Exercise details: Show all lines holding "JSON".

Excerpts from a figure dataset:
▶

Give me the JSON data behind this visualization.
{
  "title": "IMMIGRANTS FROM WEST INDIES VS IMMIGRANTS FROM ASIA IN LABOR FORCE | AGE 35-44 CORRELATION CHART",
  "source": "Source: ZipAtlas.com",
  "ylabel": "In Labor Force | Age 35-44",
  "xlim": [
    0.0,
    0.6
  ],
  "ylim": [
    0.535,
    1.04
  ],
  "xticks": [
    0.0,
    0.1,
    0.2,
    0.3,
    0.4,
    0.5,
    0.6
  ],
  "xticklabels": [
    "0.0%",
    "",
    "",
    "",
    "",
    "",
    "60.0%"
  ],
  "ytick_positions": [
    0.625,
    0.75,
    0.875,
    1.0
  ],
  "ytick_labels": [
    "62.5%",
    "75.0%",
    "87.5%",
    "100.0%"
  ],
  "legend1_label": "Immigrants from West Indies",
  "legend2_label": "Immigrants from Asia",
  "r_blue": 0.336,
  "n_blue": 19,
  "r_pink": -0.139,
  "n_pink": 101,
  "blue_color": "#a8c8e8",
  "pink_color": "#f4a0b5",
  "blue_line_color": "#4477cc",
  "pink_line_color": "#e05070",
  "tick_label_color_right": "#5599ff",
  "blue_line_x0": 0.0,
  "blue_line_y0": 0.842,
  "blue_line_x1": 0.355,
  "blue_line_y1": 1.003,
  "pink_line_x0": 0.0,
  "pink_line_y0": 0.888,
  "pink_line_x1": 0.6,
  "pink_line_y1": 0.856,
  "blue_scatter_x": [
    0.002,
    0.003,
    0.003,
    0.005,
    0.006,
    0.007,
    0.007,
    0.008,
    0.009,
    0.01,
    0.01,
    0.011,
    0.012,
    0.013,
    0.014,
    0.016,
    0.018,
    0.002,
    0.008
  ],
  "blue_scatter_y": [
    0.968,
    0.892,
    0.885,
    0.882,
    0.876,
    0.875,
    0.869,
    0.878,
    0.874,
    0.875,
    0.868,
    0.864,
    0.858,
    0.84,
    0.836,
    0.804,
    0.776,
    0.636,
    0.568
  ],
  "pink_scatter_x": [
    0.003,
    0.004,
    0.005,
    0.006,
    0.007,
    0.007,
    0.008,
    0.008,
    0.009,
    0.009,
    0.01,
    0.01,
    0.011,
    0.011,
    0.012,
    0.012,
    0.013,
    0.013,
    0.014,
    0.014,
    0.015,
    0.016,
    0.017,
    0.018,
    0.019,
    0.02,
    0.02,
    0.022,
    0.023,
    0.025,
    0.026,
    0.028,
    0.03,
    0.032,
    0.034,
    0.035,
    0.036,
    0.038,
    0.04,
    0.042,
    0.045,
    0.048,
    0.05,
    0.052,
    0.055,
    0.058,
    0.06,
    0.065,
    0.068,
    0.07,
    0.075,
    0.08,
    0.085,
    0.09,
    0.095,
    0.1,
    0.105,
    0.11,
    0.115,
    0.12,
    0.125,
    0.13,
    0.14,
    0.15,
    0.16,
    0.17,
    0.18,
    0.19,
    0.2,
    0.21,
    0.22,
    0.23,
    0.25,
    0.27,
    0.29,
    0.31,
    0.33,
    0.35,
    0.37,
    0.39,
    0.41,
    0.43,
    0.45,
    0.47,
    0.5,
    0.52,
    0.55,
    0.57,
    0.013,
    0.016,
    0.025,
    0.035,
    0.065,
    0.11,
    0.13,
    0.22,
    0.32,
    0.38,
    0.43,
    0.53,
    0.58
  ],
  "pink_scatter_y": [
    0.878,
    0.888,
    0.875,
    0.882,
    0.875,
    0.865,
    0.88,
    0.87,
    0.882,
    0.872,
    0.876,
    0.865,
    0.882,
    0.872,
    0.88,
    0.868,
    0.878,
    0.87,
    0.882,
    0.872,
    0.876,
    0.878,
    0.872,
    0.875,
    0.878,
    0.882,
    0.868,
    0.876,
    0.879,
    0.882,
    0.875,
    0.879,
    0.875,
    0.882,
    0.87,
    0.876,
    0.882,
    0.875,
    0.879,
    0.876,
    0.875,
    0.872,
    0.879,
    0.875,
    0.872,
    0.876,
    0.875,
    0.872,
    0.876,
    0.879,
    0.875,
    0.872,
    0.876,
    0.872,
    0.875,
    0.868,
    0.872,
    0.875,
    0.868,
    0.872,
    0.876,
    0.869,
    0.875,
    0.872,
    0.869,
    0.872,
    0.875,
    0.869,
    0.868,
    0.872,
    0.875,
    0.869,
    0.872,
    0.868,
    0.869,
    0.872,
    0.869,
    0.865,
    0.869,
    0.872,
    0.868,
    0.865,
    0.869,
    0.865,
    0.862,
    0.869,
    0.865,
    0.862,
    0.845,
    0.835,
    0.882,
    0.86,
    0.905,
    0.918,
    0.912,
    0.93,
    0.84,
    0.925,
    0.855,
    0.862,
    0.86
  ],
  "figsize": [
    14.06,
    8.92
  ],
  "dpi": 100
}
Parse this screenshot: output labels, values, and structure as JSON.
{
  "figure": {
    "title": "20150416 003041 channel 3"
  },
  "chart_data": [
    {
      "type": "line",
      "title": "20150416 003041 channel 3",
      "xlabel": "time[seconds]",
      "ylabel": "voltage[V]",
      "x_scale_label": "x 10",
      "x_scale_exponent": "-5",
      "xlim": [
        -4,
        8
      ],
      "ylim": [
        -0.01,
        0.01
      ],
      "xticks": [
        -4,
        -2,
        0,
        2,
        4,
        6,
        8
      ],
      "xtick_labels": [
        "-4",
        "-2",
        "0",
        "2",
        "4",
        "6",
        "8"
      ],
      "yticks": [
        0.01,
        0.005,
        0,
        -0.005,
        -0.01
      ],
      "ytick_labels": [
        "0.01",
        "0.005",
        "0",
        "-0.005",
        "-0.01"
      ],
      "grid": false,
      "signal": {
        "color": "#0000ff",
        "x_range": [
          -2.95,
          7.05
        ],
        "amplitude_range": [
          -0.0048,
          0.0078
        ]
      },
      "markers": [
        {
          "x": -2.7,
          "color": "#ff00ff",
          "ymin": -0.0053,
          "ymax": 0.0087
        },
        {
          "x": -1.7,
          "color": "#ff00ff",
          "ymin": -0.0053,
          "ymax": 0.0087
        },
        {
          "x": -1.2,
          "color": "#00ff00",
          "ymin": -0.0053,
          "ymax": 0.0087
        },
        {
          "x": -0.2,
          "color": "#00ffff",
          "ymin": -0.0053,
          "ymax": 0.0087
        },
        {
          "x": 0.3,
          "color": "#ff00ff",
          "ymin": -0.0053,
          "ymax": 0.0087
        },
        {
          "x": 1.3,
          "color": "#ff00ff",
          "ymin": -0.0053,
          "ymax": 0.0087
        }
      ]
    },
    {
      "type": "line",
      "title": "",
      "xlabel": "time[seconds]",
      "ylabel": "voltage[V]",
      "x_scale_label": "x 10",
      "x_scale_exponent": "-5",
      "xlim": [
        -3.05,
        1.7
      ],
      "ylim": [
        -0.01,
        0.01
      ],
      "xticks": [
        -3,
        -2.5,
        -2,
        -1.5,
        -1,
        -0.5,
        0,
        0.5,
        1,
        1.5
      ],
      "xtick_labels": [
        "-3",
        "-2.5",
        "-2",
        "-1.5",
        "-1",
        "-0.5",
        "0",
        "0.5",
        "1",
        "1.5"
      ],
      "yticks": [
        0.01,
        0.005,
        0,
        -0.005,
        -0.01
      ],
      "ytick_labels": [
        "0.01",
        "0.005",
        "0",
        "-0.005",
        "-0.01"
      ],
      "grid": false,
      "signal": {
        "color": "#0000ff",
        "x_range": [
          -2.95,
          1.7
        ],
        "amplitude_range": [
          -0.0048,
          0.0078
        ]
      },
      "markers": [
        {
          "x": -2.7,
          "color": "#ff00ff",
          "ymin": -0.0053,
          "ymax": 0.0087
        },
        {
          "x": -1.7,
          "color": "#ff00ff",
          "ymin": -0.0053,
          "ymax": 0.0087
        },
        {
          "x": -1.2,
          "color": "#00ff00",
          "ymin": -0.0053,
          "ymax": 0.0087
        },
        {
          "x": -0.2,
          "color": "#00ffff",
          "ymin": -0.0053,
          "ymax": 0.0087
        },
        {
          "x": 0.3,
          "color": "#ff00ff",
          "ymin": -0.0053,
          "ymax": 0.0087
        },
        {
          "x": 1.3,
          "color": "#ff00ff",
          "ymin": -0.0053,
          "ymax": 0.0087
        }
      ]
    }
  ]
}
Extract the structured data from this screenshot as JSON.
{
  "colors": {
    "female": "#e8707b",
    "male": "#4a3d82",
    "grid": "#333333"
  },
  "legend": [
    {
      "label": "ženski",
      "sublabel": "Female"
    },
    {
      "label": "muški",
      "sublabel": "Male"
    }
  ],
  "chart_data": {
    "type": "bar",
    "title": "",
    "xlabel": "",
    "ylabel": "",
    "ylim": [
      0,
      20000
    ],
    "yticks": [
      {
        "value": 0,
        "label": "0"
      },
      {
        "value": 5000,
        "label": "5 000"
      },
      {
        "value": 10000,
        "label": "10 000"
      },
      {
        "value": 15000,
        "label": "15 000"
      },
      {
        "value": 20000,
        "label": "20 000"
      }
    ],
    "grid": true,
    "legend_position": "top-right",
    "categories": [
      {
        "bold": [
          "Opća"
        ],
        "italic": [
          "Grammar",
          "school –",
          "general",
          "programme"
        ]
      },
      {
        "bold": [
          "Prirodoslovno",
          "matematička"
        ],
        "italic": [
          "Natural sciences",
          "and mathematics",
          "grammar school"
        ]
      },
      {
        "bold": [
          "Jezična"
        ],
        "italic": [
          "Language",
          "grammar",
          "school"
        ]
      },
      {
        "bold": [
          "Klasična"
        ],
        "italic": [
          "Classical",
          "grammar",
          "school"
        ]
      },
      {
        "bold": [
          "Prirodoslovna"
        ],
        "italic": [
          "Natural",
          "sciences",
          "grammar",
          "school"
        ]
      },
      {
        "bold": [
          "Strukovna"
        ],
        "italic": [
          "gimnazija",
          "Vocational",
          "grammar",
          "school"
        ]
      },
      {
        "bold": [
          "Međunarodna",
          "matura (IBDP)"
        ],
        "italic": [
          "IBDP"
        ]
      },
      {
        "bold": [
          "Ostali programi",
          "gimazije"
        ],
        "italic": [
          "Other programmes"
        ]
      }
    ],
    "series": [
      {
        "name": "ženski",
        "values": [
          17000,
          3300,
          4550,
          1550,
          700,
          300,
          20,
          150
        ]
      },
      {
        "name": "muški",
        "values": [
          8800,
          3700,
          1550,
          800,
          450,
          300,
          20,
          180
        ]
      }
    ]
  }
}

◀

The reply:
Give me the JSON data behind this visualization.
Parse this screenshot: output labels, values, and structure as JSON.
Extract the structured data from this screenshot as JSON.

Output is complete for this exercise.